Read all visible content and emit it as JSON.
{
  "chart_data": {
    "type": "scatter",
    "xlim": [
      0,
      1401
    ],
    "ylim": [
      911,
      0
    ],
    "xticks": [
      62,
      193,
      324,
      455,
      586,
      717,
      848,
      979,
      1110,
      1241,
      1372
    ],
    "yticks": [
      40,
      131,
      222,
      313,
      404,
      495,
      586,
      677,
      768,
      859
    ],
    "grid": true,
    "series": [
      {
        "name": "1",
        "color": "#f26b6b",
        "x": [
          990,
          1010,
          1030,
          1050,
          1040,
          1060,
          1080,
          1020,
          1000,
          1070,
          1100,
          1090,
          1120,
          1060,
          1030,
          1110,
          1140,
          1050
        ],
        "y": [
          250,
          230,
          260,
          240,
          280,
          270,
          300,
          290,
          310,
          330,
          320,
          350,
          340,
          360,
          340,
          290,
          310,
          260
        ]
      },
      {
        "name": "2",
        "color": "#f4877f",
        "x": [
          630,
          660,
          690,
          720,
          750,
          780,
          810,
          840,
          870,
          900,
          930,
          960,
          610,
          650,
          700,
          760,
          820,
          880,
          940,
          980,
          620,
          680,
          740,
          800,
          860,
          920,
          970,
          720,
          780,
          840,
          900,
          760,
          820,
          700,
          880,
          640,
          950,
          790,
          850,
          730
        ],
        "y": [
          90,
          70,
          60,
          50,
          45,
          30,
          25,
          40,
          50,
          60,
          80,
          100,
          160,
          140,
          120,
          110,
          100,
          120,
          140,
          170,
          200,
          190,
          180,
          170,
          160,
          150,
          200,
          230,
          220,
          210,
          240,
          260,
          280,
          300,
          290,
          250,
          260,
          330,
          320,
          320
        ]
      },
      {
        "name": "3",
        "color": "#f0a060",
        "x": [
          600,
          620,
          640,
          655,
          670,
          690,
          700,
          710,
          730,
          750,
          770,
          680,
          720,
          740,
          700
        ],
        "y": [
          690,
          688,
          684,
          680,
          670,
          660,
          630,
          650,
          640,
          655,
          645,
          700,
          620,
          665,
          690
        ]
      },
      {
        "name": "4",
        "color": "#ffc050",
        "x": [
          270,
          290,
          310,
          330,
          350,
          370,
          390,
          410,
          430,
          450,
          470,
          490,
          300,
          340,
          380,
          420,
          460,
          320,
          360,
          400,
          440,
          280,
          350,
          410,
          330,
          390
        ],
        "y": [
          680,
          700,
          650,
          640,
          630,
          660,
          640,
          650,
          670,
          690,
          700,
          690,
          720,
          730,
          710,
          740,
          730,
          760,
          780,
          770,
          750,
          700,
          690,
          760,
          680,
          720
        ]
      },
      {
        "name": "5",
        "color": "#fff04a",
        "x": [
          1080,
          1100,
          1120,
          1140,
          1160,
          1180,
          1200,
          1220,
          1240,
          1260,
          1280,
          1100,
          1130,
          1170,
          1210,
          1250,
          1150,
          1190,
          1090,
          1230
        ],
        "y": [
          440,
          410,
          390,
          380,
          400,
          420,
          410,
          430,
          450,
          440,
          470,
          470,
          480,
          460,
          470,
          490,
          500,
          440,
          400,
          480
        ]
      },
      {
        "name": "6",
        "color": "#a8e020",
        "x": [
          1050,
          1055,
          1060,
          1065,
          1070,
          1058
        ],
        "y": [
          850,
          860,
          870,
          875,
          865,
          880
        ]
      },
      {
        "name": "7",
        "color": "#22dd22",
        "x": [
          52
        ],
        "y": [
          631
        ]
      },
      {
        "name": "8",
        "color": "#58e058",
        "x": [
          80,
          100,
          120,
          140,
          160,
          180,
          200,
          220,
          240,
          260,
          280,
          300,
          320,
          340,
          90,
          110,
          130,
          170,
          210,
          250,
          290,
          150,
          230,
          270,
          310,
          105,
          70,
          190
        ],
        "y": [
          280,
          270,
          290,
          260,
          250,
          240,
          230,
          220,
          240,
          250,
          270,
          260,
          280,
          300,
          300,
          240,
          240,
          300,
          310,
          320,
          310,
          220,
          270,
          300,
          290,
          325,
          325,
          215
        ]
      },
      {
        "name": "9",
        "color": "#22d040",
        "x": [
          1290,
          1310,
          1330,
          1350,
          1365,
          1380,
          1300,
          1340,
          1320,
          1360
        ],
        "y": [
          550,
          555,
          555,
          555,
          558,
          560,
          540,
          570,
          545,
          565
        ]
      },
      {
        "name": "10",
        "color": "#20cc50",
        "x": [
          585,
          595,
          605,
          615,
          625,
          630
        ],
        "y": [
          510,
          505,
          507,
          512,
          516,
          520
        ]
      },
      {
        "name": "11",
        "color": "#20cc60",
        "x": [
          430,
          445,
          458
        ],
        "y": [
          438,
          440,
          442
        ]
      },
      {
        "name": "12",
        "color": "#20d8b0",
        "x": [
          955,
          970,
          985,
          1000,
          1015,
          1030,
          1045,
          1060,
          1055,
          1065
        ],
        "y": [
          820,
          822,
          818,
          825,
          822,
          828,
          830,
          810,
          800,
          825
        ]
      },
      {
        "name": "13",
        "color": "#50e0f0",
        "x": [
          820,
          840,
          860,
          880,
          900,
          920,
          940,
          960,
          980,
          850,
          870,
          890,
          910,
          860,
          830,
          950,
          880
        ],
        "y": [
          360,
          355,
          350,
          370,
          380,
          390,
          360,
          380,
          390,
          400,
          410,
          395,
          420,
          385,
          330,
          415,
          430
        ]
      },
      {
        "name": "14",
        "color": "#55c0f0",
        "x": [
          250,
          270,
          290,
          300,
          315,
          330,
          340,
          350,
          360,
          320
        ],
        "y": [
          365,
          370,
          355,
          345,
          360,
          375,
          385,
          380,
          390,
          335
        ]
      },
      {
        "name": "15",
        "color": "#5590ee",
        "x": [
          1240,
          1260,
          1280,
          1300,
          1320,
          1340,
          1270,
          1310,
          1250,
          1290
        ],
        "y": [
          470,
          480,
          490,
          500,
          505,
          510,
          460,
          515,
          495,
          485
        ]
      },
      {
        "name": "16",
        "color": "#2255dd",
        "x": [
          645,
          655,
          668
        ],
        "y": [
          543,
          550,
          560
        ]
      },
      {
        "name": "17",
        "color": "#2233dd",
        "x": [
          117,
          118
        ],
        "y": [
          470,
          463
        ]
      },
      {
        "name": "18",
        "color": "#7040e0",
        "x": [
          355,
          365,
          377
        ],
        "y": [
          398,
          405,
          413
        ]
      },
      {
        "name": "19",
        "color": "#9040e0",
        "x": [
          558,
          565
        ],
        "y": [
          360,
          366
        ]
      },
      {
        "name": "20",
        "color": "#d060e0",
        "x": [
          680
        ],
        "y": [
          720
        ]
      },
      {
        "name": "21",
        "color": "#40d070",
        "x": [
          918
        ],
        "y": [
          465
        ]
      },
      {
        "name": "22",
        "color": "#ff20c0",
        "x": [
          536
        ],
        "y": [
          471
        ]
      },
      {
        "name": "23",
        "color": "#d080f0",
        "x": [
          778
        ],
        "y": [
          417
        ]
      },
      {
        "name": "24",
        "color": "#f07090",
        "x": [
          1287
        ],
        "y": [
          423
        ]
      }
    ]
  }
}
──────────
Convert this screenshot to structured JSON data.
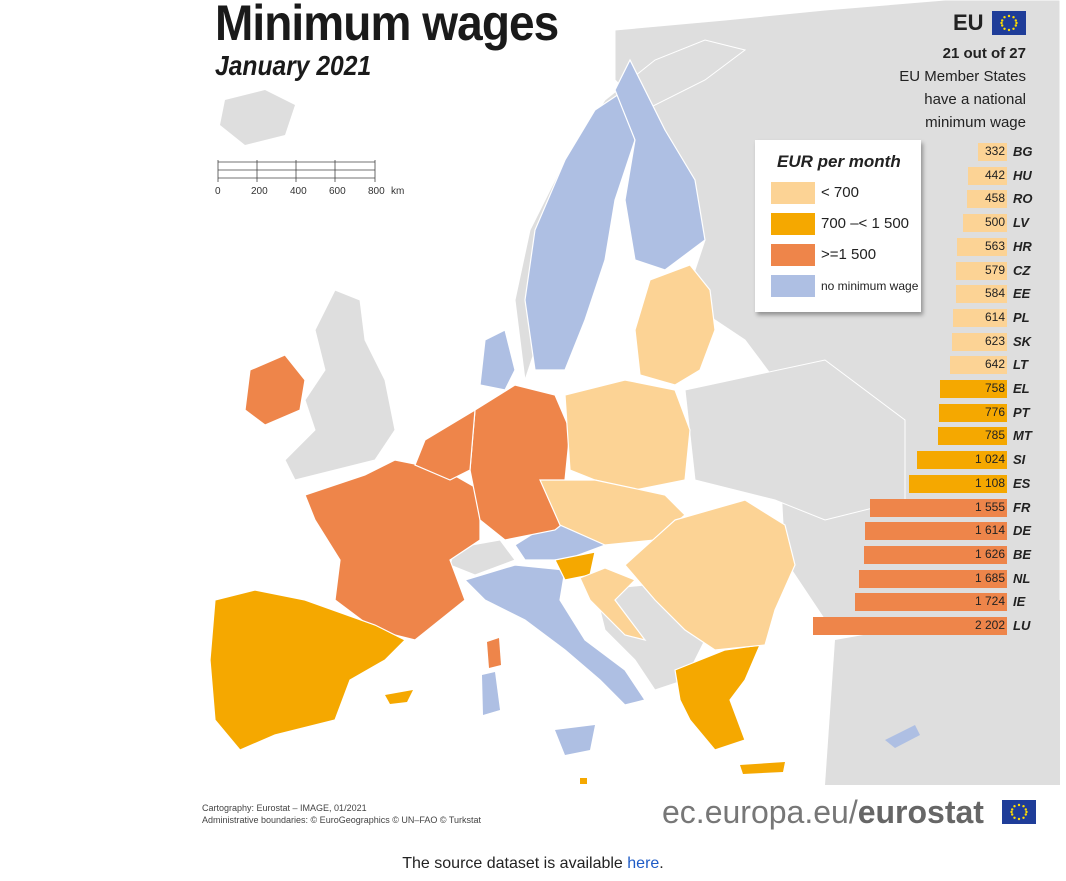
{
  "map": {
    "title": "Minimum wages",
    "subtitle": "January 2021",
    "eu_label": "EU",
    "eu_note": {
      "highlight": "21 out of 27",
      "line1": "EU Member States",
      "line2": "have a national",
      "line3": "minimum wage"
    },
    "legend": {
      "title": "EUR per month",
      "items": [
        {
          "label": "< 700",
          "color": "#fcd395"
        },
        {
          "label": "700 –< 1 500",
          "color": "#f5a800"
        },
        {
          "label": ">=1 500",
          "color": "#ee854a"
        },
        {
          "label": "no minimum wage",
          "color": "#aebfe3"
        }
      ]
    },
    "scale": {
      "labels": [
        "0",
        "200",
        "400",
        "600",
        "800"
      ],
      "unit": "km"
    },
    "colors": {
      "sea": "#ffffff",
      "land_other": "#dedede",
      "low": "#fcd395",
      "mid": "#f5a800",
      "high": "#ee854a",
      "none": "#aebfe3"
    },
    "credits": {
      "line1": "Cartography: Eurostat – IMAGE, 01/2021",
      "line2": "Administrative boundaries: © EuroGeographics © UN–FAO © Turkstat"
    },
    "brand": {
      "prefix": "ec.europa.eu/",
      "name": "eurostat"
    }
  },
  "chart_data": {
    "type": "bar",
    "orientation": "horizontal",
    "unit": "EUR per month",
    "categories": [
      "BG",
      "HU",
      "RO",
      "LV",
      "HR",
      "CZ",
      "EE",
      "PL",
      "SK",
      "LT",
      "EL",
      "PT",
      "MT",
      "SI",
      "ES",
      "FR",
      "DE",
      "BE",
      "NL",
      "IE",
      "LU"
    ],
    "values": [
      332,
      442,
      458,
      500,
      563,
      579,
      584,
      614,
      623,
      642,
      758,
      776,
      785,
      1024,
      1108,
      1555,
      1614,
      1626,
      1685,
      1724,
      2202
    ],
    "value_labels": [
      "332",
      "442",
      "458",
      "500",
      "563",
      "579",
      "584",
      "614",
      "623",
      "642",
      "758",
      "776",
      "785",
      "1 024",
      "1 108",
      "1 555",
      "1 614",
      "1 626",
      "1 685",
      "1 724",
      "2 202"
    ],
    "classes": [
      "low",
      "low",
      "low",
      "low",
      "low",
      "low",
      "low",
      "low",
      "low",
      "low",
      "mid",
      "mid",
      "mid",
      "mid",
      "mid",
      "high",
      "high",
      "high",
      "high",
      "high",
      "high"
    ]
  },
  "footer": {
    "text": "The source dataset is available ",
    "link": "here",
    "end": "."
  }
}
──────────
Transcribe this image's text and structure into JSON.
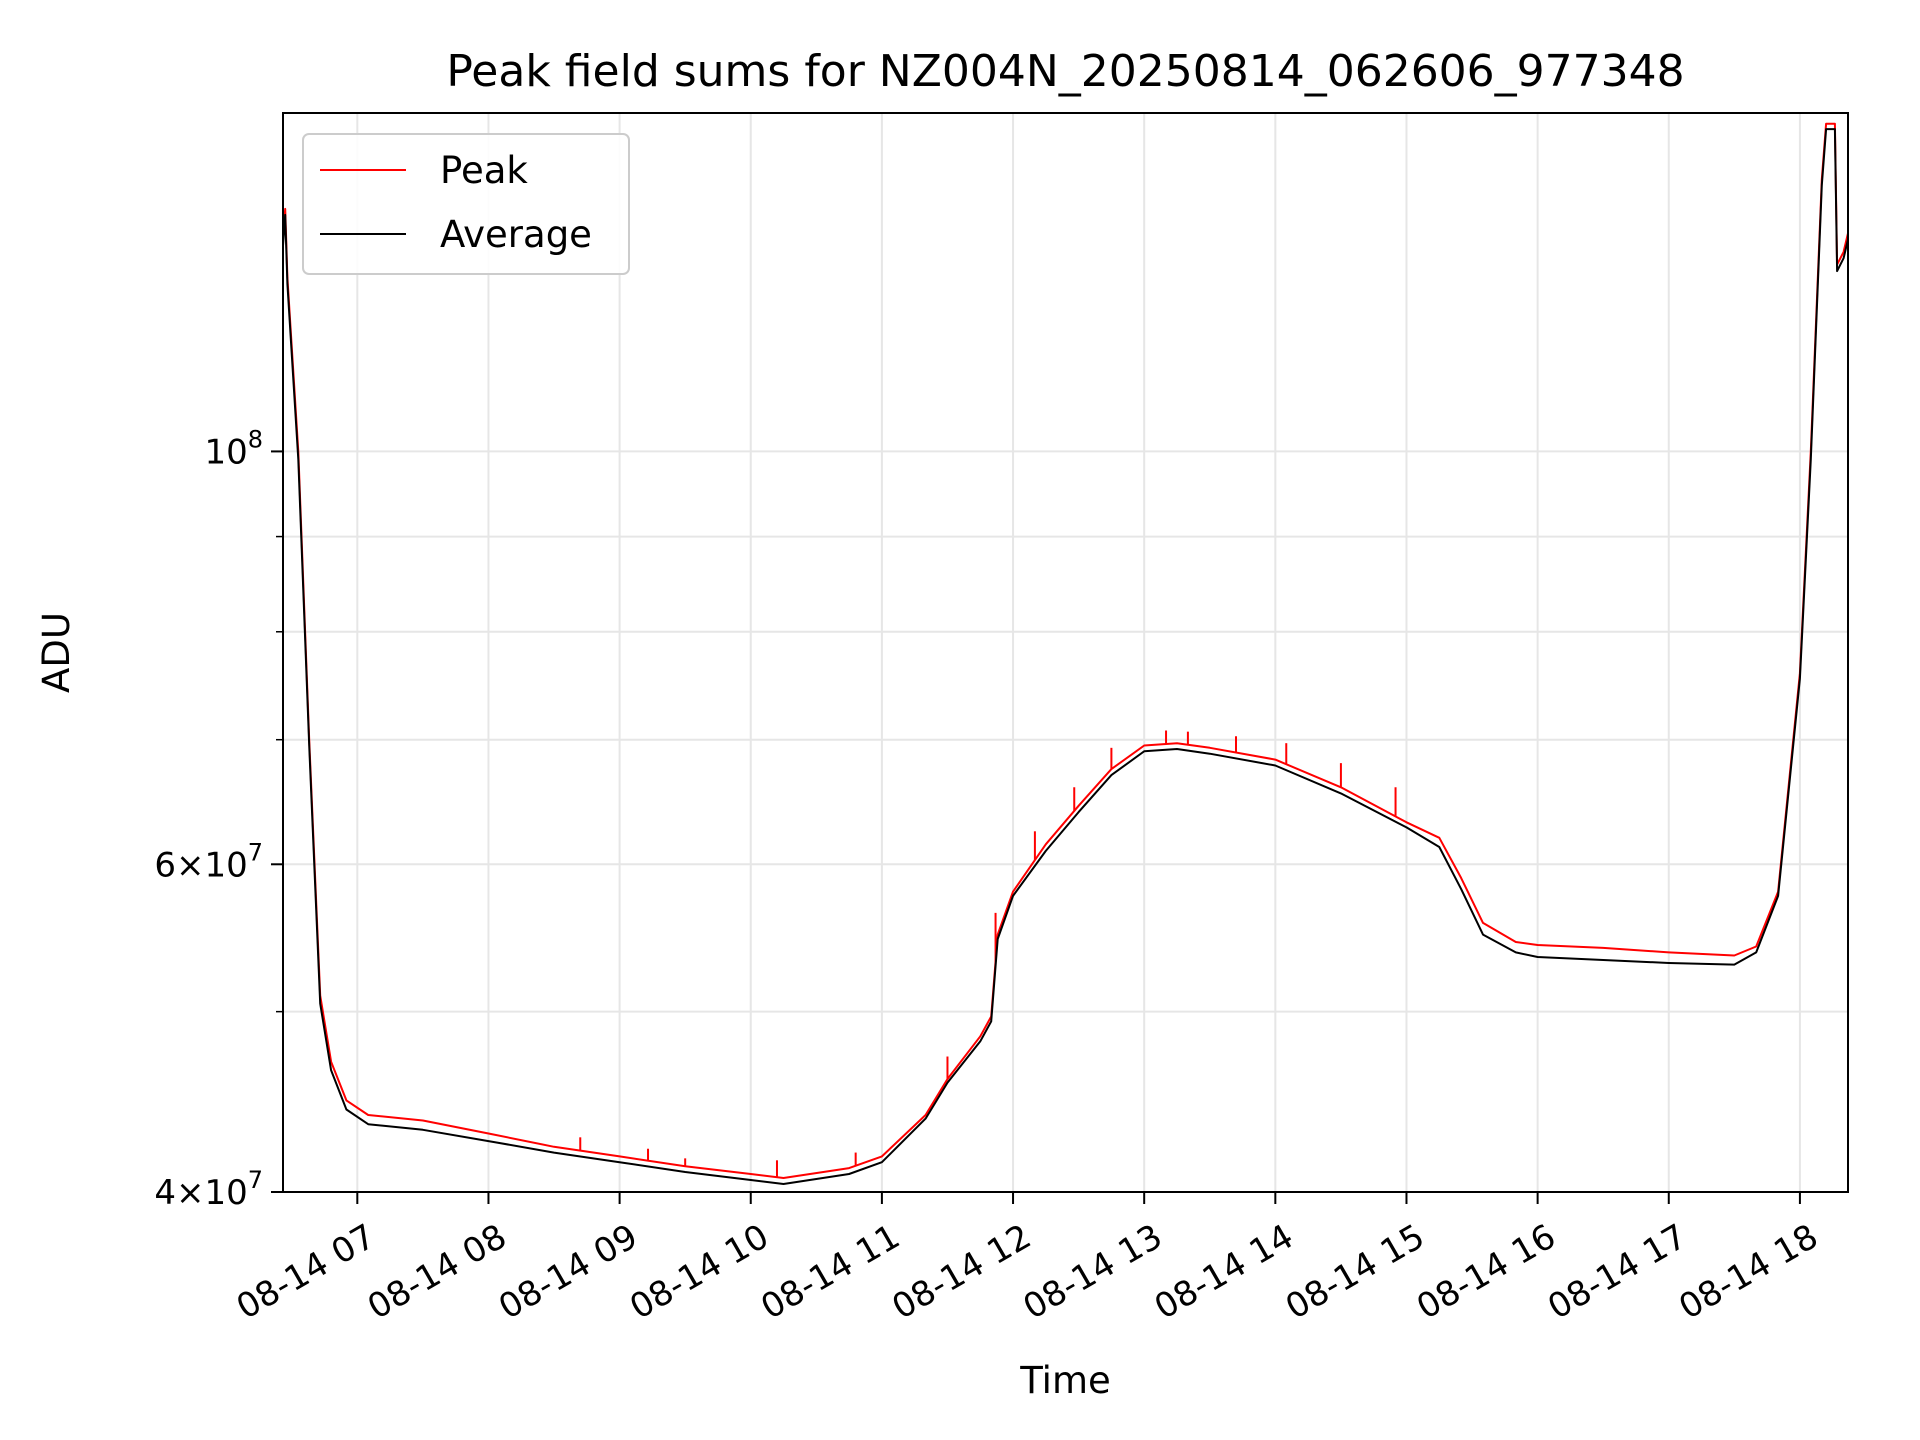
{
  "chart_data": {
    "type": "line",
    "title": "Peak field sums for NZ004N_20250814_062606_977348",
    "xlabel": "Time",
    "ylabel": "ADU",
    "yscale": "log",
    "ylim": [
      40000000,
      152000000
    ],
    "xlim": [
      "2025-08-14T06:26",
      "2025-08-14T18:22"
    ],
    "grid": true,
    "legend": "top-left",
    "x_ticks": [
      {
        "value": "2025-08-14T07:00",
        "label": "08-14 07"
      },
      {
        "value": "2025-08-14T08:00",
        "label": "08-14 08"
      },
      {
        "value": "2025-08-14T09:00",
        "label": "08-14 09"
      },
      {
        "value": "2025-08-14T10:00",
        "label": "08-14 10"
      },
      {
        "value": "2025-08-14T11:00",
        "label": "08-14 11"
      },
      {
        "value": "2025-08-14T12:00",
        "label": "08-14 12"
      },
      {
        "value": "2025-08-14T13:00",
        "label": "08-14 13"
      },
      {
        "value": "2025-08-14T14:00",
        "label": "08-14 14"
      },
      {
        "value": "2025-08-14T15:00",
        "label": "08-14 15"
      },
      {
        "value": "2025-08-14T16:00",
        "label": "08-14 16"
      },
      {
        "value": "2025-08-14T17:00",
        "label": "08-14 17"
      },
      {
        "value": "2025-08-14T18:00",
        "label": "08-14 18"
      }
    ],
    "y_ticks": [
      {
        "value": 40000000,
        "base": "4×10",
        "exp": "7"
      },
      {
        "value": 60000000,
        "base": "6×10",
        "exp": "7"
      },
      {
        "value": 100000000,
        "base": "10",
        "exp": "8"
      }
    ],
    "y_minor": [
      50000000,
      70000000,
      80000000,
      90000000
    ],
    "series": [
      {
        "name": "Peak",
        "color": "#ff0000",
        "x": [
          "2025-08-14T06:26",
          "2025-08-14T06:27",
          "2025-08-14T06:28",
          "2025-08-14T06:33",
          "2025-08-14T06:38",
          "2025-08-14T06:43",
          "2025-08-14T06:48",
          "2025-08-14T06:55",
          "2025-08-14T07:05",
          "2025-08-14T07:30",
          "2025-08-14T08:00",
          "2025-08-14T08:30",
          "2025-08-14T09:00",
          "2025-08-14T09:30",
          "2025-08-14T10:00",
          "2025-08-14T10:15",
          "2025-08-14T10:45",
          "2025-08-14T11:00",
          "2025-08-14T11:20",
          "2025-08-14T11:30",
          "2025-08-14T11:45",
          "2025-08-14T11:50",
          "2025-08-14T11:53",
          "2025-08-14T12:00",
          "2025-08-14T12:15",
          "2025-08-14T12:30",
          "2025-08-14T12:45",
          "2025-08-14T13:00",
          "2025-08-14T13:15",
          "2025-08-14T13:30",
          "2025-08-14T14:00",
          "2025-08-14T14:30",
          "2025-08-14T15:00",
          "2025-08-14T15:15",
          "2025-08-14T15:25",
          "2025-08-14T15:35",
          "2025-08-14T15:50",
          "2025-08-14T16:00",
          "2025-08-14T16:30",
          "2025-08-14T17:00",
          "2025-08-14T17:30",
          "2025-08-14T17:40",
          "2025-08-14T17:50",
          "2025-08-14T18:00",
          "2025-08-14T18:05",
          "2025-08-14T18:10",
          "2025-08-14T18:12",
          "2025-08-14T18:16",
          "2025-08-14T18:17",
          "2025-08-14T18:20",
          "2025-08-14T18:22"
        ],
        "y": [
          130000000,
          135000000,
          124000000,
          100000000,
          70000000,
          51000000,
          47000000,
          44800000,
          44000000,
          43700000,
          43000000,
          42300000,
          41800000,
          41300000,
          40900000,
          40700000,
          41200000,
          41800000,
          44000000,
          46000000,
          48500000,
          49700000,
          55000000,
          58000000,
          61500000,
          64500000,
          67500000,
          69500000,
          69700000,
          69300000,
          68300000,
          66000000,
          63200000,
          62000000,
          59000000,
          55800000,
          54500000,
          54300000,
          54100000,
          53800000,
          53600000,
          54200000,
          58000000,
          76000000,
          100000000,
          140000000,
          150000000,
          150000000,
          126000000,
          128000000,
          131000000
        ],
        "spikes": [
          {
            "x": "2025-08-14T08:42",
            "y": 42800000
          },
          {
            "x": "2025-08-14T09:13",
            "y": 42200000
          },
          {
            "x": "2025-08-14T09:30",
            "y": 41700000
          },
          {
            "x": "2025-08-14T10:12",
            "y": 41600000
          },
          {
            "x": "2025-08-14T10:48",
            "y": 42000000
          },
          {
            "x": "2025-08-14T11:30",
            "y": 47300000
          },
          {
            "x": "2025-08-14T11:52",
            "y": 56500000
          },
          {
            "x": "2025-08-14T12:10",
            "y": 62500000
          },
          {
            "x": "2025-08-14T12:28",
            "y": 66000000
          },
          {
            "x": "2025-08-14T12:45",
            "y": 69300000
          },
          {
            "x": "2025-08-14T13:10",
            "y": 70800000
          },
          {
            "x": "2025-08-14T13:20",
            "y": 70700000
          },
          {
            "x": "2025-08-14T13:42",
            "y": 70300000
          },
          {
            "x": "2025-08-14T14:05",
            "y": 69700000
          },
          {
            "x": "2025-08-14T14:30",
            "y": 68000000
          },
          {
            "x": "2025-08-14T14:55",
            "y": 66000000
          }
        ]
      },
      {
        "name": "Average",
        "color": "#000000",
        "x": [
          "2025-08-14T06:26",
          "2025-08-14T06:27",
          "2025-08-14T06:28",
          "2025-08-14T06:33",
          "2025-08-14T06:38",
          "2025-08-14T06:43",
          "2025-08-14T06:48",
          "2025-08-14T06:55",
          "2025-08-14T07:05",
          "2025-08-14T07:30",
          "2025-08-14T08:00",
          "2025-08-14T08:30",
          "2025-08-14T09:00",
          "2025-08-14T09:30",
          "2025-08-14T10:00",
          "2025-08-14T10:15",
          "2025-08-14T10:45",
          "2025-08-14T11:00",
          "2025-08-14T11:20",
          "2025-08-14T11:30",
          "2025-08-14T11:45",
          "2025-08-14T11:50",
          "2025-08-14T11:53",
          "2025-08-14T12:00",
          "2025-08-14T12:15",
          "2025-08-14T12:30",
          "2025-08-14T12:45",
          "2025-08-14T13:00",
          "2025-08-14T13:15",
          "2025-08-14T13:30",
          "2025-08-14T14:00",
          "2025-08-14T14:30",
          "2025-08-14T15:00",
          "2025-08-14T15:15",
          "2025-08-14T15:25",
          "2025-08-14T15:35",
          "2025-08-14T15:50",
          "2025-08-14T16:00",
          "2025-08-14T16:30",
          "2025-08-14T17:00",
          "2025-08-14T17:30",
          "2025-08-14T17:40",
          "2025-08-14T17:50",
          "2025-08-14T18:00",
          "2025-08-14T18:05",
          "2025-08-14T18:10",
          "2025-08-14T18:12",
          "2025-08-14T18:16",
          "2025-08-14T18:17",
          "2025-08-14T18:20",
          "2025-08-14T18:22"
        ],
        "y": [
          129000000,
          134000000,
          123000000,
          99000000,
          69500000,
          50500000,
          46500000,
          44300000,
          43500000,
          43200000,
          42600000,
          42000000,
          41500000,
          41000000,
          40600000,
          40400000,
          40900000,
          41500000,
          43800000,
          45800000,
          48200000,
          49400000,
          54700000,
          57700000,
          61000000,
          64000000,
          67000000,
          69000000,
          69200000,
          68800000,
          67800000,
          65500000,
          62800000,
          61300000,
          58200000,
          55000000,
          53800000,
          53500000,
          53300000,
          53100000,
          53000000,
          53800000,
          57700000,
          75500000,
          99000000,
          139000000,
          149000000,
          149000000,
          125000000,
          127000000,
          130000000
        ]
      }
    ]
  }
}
──────────
■ Task
Gather up every line in the data above that contains the word "text", copying each one.

■ Final answer
    "text": "The source dataset is available ",
Transcribe this image's text and structure into JSON.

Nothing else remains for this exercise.